__TASK REQUIREMENTS__:
Among the following entries, how many lines hold the string "handle"? State only the number.

Data excerpts:

···

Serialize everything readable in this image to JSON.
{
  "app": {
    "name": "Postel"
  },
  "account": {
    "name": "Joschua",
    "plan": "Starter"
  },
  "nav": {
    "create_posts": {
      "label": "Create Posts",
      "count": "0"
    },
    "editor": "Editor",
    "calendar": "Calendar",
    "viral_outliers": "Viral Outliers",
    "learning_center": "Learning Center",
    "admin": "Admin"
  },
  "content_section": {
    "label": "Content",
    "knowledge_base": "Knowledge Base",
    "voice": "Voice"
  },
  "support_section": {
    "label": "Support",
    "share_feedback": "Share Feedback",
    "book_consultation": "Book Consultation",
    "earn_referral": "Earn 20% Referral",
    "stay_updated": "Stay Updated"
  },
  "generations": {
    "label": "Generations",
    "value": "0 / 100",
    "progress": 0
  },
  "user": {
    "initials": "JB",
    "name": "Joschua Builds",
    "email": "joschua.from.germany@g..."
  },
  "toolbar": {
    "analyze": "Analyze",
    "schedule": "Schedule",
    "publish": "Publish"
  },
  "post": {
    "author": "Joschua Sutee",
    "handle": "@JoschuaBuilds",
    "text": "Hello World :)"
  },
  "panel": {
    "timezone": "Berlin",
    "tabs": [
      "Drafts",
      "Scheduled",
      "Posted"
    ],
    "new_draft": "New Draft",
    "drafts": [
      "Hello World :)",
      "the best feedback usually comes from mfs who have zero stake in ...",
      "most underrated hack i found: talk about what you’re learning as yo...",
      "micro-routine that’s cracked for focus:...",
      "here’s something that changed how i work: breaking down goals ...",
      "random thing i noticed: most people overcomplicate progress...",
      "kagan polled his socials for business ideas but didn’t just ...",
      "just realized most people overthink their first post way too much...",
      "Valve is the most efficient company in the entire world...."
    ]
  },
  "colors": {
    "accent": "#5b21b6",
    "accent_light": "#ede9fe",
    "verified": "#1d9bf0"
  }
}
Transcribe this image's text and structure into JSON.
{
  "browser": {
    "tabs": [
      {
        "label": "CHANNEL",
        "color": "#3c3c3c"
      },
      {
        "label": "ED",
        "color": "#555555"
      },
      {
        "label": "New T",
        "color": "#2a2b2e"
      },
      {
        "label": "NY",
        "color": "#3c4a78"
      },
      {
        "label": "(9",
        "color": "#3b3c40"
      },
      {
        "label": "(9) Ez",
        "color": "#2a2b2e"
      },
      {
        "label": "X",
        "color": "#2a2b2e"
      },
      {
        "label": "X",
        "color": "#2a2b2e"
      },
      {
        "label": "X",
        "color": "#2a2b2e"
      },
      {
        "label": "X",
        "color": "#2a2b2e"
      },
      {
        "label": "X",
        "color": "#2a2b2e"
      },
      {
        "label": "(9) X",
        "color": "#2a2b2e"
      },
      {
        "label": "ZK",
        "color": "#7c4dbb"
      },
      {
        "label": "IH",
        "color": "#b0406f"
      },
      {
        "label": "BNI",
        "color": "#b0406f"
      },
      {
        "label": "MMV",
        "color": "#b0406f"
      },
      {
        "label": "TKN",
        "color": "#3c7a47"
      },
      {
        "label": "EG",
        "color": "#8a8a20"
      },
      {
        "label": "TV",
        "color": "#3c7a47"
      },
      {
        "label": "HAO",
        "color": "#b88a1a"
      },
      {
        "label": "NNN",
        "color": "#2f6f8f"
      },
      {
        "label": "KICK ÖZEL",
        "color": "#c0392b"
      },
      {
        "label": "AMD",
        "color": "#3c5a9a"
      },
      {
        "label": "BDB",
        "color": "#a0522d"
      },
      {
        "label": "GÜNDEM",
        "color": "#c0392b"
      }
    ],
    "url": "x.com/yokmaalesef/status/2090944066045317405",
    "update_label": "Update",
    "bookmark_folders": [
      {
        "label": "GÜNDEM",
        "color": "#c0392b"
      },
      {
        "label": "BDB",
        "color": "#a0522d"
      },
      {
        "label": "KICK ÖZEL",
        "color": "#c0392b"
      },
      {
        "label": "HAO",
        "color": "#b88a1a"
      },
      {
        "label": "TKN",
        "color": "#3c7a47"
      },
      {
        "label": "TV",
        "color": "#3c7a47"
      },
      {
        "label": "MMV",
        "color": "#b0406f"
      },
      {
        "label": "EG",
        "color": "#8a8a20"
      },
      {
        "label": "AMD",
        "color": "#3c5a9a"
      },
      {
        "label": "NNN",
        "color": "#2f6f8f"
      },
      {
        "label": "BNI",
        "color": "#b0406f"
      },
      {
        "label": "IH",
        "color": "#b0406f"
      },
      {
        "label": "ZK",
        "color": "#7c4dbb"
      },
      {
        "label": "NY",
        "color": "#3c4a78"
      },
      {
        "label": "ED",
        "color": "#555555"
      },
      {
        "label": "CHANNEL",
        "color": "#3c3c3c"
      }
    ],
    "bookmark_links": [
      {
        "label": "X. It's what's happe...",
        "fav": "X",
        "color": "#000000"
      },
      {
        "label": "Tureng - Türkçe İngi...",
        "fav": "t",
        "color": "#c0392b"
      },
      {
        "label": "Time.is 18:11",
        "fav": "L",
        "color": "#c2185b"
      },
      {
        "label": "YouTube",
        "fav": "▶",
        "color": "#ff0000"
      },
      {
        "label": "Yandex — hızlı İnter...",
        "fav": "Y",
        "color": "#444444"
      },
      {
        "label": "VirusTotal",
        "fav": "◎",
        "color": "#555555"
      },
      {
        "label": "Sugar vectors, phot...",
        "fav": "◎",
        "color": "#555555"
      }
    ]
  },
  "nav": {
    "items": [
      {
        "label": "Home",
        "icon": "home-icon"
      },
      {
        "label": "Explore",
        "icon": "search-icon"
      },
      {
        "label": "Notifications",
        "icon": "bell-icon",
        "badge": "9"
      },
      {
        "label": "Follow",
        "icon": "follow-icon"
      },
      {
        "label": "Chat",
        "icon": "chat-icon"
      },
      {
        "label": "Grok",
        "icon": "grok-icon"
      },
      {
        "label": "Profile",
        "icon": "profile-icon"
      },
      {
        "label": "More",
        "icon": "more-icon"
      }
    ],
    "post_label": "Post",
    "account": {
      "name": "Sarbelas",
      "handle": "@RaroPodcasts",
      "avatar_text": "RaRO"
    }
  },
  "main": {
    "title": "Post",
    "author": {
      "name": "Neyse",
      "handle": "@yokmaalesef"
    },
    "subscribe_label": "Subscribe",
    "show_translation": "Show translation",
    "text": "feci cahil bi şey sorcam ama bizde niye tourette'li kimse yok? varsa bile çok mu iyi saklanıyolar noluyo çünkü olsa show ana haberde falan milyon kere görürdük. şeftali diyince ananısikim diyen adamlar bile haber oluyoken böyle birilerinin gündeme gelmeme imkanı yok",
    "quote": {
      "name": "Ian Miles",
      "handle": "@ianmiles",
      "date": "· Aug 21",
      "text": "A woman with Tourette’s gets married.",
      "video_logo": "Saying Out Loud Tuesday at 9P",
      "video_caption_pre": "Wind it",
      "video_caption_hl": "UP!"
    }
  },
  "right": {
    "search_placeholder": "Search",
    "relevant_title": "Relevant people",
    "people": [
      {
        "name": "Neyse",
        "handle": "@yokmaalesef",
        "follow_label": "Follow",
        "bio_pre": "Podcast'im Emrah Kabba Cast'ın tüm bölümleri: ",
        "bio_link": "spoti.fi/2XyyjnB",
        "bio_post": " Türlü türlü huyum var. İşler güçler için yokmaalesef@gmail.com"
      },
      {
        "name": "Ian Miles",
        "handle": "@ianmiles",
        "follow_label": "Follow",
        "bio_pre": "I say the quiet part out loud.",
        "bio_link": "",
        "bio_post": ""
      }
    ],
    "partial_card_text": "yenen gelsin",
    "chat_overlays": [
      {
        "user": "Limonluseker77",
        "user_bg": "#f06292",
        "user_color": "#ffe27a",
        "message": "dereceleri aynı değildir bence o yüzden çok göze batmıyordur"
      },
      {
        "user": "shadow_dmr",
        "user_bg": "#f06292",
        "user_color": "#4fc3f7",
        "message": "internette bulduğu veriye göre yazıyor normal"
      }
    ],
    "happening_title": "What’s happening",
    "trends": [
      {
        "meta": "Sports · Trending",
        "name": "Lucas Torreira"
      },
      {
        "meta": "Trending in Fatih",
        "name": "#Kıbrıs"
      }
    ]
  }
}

···

__SOLUTION TO THIS EXERCISE__:
6